Saved entries>
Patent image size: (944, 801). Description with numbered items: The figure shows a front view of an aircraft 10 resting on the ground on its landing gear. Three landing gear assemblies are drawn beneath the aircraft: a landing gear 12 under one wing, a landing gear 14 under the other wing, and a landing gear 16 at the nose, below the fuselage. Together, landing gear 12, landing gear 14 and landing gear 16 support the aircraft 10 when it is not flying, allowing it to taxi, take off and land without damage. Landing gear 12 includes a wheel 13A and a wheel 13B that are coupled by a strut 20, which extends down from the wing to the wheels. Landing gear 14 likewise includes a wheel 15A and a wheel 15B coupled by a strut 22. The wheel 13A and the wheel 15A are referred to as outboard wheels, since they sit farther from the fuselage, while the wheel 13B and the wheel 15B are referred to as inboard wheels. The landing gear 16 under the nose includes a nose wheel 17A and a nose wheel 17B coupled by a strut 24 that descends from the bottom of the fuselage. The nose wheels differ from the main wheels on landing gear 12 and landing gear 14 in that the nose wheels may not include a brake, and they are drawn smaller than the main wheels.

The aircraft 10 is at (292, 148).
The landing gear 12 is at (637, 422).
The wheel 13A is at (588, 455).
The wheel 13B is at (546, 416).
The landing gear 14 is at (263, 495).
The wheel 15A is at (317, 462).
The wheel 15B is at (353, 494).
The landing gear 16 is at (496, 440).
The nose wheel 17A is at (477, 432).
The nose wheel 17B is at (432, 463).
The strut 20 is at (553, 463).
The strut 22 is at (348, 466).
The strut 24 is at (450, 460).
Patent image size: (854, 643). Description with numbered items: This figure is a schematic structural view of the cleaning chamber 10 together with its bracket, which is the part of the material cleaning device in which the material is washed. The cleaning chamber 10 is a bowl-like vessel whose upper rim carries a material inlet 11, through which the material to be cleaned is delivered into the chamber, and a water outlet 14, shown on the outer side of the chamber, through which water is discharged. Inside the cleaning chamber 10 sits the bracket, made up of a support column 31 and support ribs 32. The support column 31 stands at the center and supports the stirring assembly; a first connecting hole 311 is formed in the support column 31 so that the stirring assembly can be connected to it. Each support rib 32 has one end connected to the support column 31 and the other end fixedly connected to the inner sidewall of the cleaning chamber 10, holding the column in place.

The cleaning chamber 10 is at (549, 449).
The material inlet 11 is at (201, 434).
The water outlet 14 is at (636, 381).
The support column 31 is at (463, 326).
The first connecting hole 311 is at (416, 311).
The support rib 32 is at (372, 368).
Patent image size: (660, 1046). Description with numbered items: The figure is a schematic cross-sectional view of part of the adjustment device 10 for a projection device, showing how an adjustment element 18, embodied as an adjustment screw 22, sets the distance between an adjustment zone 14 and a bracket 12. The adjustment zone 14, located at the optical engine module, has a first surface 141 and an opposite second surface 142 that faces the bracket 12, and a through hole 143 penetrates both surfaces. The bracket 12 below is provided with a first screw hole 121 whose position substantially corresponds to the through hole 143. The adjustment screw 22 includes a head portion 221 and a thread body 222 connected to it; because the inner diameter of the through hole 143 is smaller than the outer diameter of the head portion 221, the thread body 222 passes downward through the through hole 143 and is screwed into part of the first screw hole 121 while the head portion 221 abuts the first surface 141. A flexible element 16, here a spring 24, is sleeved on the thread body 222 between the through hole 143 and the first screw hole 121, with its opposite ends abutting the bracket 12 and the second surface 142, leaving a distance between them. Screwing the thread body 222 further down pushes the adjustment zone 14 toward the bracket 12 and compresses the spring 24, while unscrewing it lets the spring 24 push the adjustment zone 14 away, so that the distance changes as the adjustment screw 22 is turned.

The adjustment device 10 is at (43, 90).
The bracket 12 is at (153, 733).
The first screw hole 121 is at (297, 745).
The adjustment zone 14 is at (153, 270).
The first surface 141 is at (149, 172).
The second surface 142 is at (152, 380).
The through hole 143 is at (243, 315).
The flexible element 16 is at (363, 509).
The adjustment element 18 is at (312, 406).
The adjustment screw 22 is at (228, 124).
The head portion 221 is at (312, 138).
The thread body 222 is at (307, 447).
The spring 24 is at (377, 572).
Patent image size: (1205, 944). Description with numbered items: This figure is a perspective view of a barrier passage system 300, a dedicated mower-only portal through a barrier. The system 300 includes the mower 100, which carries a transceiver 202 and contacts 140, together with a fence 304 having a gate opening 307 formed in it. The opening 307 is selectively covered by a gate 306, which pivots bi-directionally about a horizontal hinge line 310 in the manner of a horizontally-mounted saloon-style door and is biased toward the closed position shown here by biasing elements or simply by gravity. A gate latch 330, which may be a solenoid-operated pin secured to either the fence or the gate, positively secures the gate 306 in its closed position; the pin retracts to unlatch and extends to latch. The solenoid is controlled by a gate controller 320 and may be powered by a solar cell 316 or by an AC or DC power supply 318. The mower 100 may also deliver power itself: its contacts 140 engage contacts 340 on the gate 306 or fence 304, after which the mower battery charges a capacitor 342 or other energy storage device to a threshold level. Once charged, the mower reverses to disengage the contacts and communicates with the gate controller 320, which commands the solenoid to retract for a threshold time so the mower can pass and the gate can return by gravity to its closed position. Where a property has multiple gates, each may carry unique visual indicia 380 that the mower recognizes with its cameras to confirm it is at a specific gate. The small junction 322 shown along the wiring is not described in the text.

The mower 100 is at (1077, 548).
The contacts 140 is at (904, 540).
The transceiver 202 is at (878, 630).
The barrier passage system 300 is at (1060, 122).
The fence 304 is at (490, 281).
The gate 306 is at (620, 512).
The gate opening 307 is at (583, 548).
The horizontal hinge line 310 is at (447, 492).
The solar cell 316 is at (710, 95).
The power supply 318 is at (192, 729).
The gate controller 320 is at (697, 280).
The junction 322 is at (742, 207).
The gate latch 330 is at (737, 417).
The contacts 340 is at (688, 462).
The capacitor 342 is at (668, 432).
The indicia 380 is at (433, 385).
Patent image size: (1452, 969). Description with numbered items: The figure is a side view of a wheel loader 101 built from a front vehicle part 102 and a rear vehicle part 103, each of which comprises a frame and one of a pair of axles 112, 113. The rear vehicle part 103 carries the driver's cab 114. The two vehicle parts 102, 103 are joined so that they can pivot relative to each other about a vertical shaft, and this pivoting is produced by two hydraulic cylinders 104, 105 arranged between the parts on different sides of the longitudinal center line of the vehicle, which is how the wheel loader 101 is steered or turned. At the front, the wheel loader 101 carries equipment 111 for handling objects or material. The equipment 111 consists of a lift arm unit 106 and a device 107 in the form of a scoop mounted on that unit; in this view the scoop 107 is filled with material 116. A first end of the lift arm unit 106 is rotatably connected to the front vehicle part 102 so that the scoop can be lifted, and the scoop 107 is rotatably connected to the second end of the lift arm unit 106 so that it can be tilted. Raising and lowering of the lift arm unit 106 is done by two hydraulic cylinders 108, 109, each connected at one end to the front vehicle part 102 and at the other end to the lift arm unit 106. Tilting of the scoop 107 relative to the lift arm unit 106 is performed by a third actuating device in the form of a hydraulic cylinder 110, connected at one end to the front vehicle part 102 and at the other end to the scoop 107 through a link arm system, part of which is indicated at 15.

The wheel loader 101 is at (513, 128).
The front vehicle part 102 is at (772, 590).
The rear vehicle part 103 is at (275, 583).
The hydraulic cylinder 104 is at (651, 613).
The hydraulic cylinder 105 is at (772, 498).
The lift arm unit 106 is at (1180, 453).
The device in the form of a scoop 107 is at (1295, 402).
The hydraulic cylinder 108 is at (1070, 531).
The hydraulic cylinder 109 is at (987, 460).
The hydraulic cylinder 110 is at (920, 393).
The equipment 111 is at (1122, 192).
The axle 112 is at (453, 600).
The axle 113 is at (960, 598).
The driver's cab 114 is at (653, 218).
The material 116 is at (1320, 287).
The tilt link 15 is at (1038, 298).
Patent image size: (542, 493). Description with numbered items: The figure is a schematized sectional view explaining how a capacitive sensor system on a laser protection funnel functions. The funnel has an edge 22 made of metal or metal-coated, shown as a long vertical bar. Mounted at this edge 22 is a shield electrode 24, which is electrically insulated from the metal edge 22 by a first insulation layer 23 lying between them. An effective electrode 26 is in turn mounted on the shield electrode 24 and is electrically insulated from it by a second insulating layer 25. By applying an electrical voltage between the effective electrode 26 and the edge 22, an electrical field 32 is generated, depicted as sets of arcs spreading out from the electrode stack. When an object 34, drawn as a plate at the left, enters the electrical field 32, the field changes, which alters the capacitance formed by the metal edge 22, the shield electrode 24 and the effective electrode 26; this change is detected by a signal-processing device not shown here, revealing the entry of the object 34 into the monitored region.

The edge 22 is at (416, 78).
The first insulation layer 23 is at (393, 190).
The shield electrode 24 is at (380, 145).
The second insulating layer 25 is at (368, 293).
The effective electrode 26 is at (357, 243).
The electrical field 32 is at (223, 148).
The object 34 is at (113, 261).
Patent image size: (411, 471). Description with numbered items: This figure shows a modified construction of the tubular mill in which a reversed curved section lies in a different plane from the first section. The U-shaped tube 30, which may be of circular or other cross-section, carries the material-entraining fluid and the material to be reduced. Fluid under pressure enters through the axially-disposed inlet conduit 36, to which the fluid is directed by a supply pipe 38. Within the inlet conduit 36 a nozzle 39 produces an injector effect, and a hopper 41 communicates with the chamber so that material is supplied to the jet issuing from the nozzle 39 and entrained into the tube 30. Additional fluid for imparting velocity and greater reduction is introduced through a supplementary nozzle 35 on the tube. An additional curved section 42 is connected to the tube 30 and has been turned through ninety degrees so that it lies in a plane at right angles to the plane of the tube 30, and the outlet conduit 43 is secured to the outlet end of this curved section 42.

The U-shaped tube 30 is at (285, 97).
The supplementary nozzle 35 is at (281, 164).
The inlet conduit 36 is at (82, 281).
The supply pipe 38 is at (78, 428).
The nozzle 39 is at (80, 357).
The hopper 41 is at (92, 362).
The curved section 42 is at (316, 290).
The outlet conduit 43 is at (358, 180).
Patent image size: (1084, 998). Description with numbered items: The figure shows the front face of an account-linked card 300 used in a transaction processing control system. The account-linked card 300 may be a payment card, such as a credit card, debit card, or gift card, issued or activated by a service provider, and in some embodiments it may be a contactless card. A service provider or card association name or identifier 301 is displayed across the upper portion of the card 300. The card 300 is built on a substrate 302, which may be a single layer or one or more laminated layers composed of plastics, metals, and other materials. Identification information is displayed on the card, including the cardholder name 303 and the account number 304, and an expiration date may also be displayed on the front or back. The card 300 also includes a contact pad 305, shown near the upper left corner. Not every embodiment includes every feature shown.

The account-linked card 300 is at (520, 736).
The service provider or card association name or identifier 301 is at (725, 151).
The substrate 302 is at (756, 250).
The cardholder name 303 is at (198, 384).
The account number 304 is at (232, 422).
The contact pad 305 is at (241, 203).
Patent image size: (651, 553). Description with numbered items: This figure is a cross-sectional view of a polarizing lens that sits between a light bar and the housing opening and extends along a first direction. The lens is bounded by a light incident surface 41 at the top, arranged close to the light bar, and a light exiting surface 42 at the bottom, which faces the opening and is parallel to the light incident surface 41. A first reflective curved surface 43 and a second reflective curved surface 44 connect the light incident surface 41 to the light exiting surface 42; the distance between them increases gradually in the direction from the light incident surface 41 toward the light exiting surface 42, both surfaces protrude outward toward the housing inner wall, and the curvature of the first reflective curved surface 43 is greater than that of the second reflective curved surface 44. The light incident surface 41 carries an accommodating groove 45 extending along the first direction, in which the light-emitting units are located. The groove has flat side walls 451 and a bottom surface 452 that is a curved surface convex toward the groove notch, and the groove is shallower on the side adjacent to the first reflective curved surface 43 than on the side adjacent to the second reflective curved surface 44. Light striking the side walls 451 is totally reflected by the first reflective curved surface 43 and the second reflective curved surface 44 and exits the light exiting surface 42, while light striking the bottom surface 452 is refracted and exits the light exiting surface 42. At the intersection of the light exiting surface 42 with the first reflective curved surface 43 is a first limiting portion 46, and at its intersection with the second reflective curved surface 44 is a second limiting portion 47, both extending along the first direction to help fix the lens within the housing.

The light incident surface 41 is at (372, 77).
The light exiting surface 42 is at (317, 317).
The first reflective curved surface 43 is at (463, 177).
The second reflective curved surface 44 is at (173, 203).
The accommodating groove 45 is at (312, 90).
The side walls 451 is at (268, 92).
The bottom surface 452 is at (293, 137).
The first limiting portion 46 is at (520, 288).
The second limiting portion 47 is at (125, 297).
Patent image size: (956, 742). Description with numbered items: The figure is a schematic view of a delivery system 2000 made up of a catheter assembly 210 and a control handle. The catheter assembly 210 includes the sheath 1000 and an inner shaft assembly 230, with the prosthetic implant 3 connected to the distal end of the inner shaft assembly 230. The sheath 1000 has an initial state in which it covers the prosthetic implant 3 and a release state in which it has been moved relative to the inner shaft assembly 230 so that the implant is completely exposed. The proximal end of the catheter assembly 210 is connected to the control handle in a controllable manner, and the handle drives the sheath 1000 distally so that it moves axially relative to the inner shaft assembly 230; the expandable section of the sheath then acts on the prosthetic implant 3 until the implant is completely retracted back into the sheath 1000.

What you have to do> Reproduce, line for line and without changes, the part of the saved entries that begins with the line containing "Patent image size: (854, 643)." and ends with the line containing "The support column 31 is at (463, 326).", including both of those lines.

Result below>
Patent image size: (854, 643). Description with numbered items: This figure is a schematic structural view of the cleaning chamber 10 together with its bracket, which is the part of the material cleaning device in which the material is washed. The cleaning chamber 10 is a bowl-like vessel whose upper rim carries a material inlet 11, through which the material to be cleaned is delivered into the chamber, and a water outlet 14, shown on the outer side of the chamber, through which water is discharged. Inside the cleaning chamber 10 sits the bracket, made up of a support column 31 and support ribs 32. The support column 31 stands at the center and supports the stirring assembly; a first connecting hole 311 is formed in the support column 31 so that the stirring assembly can be connected to it. Each support rib 32 has one end connected to the support column 31 and the other end fixedly connected to the inner sidewall of the cleaning chamber 10, holding the column in place.

The cleaning chamber 10 is at (549, 449).
The material inlet 11 is at (201, 434).
The water outlet 14 is at (636, 381).
The support column 31 is at (463, 326).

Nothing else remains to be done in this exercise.